Warré Beute: Imkern mit geringem Aufwand

03. Februar 2020

In der Warré Beute werden normalerweise nur Oberträger und Naturwabenbau eingesetzt. Ein Besuch bei Mandy und Michael Fritzsche eröffnet einen anderen Blick auf die Rähmchenimkerei.

Als bei Mandy Fritzsche das Interesse für Bienen erwachte, besorgte sie sich zunächst das Buch Einfach imkern von Dr. Gerhard Liebig. „Was dort beschrieben wurde, war mir aber viel zu aufwendig und kompliziert“, erzählt die damalige Imkereiaspirantin. „Da ging es zudem immer nur um Honig, ich interessierte mich aber mehr für die Bienen.“ Der Aufwand für die Bienenhaltung erschien ihr so hoch, dass sie ihr Vorhaben schon wieder an den Nagel hängen wollte. Doch dann stieß sie im Internet auf die Warré Beute. „Ich muss zugeben, dass mich zunächst deren Aussehen ansprach“, erzählt die Designerin, „vor allem aber entsprach der geringe Arbeitsaufwand, verbunden mit der Sorge um die Bienengesundheit in der Betriebsweise von Abbé Warré, viel eher meinen Wünschen.“ Um sich stärker damit auseinanderzusetzen, übersetzte Fritzsche Abbé Warrés Buch ins Deutsche und schaffte sich mit ihrem Mann Michael 2008 schließlich die ersten Bienen an.

§ VORLIEGENDES MATERIAL
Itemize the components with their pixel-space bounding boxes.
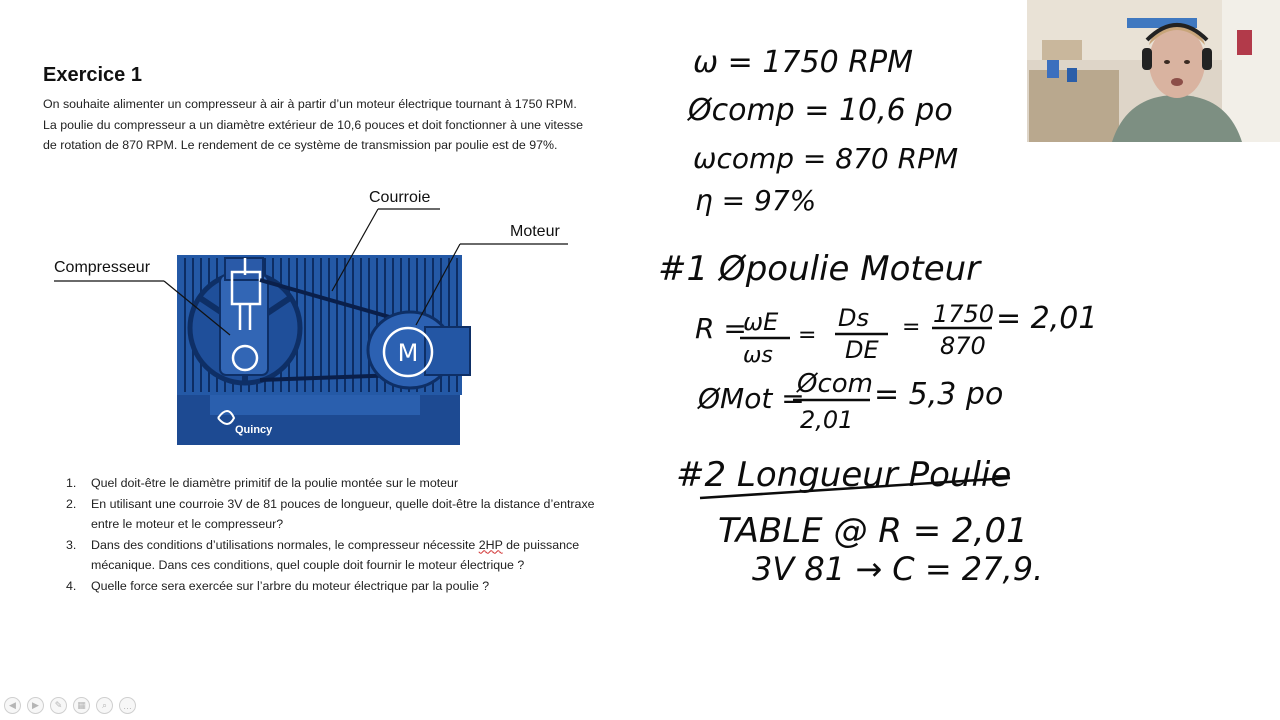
more-icon[interactable]: … [119, 697, 136, 714]
statement-line-2: La poulie du compresseur a un diamètre extérieur de 10,6 pouces et doit fonctionner à une vitesse [43, 117, 584, 132]
question-text-tail: de puissance [502, 537, 580, 552]
svg-text:=: = [902, 315, 921, 340]
note-eta: η = 97% [695, 184, 817, 217]
presenter-video [1027, 0, 1280, 142]
question-text-cont: entre le moteur et le compresseur? [91, 517, 284, 531]
webcam-overlay [1027, 0, 1280, 142]
question-item [66, 535, 656, 576]
compressor-figure [40, 180, 600, 450]
note-omega: ω = 1750 RPM [693, 45, 914, 80]
question-text: Quel doit-être le diamètre primitif de la poulie montée sur le moteur [91, 476, 459, 490]
slideshow-toolbar [4, 697, 136, 717]
note-omega-comp: ωcomp = 870 RPM [693, 142, 959, 175]
motor-mark: M [397, 339, 419, 367]
note-ratio-den: 870 [940, 332, 986, 360]
question-item [66, 576, 656, 597]
slides-icon[interactable]: ▦ [73, 697, 90, 714]
note-heading-1: #1 Øpoulie Moteur [658, 249, 981, 289]
prev-icon[interactable]: ◀ [4, 697, 21, 714]
question-item [66, 494, 656, 535]
label-compresseur: Compresseur [54, 259, 151, 276]
note-phi-comp: Øcomp = 10,6 po [688, 93, 953, 128]
statement-line-1: On souhaite alimenter un compresseur à air à partir d’un moteur électrique tournant à 1750 RPM. [43, 97, 577, 111]
note-ratio-result: = 2,01 [996, 301, 1098, 336]
label-moteur: Moteur [510, 223, 560, 240]
question-number: 3. [66, 537, 77, 552]
note-table: TABLE @ R = 2,01 [718, 511, 1028, 551]
note-phi-den: 2,01 [800, 406, 854, 434]
svg-text:=: = [798, 323, 817, 348]
note-heading-2: #2 Longueur Poulie [676, 455, 1012, 495]
next-icon[interactable]: ▶ [27, 697, 44, 714]
zoom-icon[interactable]: ⌕ [96, 697, 113, 714]
question-text-cont: mécanique. Dans ces conditions, quel couple doit fournir le moteur électrique ? [91, 558, 525, 572]
note-phi-result: = 5,3 po [874, 377, 1004, 412]
brand-logo: Quincy [235, 424, 273, 436]
note-ratio-label: R = [695, 312, 747, 345]
exercise-statement [43, 94, 643, 156]
note-ratio-we: ωE [743, 308, 779, 336]
label-courroie: Courroie [369, 189, 431, 206]
note-ratio-num: 1750 [933, 300, 995, 328]
note-phi-mot: ØMot = [698, 382, 805, 415]
compressor-illustration [40, 180, 600, 450]
question-item [66, 473, 656, 494]
statement-line-3: de rotation de 870 RPM. Le rendement de ce système de transmission par poulie est de 97%. [43, 138, 558, 152]
question-number: 4. [66, 578, 77, 593]
note-ratio-ws: ωs [743, 343, 773, 368]
question-text: En utilisant une courroie 3V de 81 pouces de longueur, quelle doit-être la distance d’entraxe [91, 496, 595, 511]
exercise-title: Exercice 1 [43, 64, 142, 86]
question-list [66, 473, 656, 596]
note-belt: 3V 81 → C = 27,9. [752, 550, 1044, 588]
question-number: 2. [66, 496, 77, 511]
note-phi-num: Øcom [797, 369, 873, 399]
question-text: Dans des conditions d’utilisations normales, le compresseur nécessite [91, 537, 479, 552]
note-ratio-de: DE [845, 336, 879, 364]
question-number: 1. [66, 476, 77, 490]
pen-icon[interactable]: ✎ [50, 697, 67, 714]
note-ratio-ds: Ds [838, 304, 869, 332]
spellcheck-word: 2HP [478, 537, 503, 552]
question-text: Quelle force sera exercée sur l’arbre du moteur électrique par la poulie ? [91, 578, 490, 593]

§ ZU ERLEDIGEN
[A] In welchem Jahr schafften sich Mandy und Michael Fritzsche laut dem Artikel über die Warré Beute ihre ersten Bienen an?
[B] Ändere im Artikel über die Warré Beute das Stück, das bei „Warré Beute: Imkern“ anfängt und bei „auf die Rähmchenimkerei.“ aufhört: Schreib es noch einmal ab und setze dabei „Rähmchen“ an die Stelle von „Oberträger“.
Das Material steht für sich und gehört nicht zum Artikel über die Warré Beute.

§ ERGEBNISSE DER ÜBUNG
[A] 2008

[B]
Warré Beute: Imkern mit geringem Aufwand

03. Februar 2020

In der Warré Beute werden normalerweise nur Rähmchen und Naturwabenbau eingesetzt. Ein Besuch bei Mandy und Michael Fritzsche eröffnet einen anderen Blick auf die Rähmchenimkerei.